## Request:
Nothing but the lines from the line with "What does this" through the end of the data is to be copied, and each is to be copied exactly.

## Material:
+===+

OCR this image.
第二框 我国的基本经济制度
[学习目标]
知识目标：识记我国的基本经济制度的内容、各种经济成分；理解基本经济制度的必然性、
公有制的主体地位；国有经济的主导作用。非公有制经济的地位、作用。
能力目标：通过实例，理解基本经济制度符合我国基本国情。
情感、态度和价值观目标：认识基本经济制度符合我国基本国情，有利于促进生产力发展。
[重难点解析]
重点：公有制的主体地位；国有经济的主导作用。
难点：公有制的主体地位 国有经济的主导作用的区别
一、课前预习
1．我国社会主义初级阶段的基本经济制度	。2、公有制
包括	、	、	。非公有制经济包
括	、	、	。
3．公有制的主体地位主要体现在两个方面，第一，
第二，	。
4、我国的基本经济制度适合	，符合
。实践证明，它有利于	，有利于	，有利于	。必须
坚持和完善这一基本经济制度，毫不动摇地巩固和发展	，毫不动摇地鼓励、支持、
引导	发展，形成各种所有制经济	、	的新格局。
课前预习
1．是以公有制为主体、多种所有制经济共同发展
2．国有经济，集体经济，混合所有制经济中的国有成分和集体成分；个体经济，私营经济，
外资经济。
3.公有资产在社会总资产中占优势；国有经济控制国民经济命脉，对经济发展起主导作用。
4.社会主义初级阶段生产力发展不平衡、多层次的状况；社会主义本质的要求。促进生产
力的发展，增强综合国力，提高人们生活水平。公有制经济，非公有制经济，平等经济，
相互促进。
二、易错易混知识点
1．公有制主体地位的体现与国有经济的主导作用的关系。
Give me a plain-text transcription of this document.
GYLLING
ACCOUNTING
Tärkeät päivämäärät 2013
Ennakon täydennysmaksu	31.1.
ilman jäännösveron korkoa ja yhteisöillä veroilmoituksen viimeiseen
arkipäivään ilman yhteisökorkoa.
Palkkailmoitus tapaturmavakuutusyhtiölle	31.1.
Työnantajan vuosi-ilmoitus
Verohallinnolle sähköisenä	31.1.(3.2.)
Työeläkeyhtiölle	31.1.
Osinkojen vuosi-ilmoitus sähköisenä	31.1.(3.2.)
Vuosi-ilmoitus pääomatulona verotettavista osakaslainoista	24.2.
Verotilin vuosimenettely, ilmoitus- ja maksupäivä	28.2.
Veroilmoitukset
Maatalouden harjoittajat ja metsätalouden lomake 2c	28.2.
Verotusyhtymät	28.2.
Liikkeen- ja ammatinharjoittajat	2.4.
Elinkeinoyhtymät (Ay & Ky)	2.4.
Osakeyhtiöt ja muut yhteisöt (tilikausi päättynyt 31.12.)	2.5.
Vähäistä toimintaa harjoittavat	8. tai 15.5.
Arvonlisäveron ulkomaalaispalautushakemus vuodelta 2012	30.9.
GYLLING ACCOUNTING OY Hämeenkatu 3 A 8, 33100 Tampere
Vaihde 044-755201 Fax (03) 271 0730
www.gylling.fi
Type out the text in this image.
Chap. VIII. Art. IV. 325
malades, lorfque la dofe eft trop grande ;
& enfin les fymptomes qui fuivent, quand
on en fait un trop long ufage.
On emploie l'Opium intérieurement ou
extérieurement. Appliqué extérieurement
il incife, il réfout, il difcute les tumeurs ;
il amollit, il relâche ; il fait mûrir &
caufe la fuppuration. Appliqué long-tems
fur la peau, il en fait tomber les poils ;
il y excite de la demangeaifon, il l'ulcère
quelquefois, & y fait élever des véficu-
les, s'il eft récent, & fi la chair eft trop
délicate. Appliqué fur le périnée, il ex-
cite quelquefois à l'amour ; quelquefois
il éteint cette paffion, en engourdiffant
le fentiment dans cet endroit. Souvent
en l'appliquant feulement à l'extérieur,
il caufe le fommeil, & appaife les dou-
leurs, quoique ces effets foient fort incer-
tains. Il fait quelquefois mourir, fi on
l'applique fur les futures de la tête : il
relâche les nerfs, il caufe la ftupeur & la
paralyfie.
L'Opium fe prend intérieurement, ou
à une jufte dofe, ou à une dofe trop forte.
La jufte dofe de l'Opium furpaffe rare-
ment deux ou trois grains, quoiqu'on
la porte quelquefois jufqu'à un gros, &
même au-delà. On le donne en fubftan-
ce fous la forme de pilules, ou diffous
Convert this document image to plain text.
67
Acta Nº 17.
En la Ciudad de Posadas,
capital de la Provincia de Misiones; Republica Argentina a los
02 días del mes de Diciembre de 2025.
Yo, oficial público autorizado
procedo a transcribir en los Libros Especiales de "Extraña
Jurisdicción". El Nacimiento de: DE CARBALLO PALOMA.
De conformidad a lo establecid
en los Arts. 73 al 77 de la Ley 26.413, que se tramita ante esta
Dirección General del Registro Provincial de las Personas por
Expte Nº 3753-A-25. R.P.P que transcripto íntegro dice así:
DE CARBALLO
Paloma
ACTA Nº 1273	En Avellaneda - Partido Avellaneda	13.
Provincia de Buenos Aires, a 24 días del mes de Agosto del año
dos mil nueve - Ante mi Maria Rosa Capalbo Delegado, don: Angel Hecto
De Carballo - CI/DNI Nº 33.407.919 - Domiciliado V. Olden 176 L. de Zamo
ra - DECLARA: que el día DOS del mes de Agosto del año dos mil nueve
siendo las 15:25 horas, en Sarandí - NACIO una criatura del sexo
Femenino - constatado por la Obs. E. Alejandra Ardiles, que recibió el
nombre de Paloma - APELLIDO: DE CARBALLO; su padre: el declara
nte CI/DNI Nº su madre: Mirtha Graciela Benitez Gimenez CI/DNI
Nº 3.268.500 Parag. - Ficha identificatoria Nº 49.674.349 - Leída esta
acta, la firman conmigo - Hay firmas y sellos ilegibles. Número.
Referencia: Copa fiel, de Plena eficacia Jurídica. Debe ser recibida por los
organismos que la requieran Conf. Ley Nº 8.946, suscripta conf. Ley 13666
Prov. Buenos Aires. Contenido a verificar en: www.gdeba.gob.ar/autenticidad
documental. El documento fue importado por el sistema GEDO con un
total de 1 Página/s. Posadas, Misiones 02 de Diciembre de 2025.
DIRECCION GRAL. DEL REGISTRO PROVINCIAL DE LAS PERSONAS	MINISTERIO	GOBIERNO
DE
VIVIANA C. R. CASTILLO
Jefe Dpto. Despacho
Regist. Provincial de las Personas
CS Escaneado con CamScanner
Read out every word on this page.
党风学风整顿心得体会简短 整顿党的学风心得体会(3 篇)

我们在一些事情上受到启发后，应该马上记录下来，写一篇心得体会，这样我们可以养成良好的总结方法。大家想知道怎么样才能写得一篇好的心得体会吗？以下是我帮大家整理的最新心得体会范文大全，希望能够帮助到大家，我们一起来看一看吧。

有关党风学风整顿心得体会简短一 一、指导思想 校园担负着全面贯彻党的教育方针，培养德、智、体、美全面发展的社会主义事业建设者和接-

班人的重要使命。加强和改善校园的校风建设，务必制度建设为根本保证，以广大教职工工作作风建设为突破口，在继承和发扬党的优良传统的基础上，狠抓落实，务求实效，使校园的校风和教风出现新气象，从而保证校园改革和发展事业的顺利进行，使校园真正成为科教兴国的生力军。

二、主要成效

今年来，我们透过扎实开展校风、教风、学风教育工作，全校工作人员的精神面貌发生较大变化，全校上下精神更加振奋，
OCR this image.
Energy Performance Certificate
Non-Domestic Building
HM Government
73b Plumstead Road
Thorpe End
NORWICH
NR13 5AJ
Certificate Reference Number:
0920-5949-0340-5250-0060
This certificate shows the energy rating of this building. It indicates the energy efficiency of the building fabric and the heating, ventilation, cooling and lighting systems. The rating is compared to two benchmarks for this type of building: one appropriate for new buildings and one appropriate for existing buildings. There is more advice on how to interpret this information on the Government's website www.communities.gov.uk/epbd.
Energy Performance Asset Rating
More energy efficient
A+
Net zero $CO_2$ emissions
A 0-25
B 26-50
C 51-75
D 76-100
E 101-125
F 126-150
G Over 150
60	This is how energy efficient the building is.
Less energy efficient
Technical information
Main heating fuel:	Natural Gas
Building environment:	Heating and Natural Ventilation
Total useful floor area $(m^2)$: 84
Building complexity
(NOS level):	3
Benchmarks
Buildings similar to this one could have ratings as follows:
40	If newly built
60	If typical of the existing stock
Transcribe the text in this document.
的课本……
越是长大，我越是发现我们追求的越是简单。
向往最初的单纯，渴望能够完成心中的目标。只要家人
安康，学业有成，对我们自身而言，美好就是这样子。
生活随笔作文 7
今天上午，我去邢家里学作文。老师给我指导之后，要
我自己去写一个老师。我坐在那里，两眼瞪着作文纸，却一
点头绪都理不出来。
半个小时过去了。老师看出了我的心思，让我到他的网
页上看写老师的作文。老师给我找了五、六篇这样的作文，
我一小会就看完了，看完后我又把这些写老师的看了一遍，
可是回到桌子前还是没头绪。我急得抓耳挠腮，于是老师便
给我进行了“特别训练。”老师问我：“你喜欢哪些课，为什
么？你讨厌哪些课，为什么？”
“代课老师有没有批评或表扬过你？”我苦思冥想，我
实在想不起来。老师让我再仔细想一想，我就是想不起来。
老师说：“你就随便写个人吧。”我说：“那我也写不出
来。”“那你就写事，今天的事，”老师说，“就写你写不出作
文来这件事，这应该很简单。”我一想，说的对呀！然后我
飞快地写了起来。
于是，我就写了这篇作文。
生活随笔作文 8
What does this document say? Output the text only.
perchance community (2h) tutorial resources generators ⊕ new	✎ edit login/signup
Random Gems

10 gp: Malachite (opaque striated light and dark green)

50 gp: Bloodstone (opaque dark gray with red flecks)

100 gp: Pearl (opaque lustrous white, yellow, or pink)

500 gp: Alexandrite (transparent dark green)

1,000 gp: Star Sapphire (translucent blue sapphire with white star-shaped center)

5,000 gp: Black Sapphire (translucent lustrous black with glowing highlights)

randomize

+===+

## Exercise solution:
What does this document say? Output the text only.
perchance community (2h) tutorial resources generators ⊕ new	✎ edit login/signup
Random Gems

10 gp: Malachite (opaque striated light and dark green)

50 gp: Bloodstone (opaque dark gray with red flecks)

100 gp: Pearl (opaque lustrous white, yellow, or pink)

500 gp: Alexandrite (transparent dark green)

1,000 gp: Star Sapphire (translucent blue sapphire with white star-shaped center)

5,000 gp: Black Sapphire (translucent lustrous black with glowing highlights)

randomize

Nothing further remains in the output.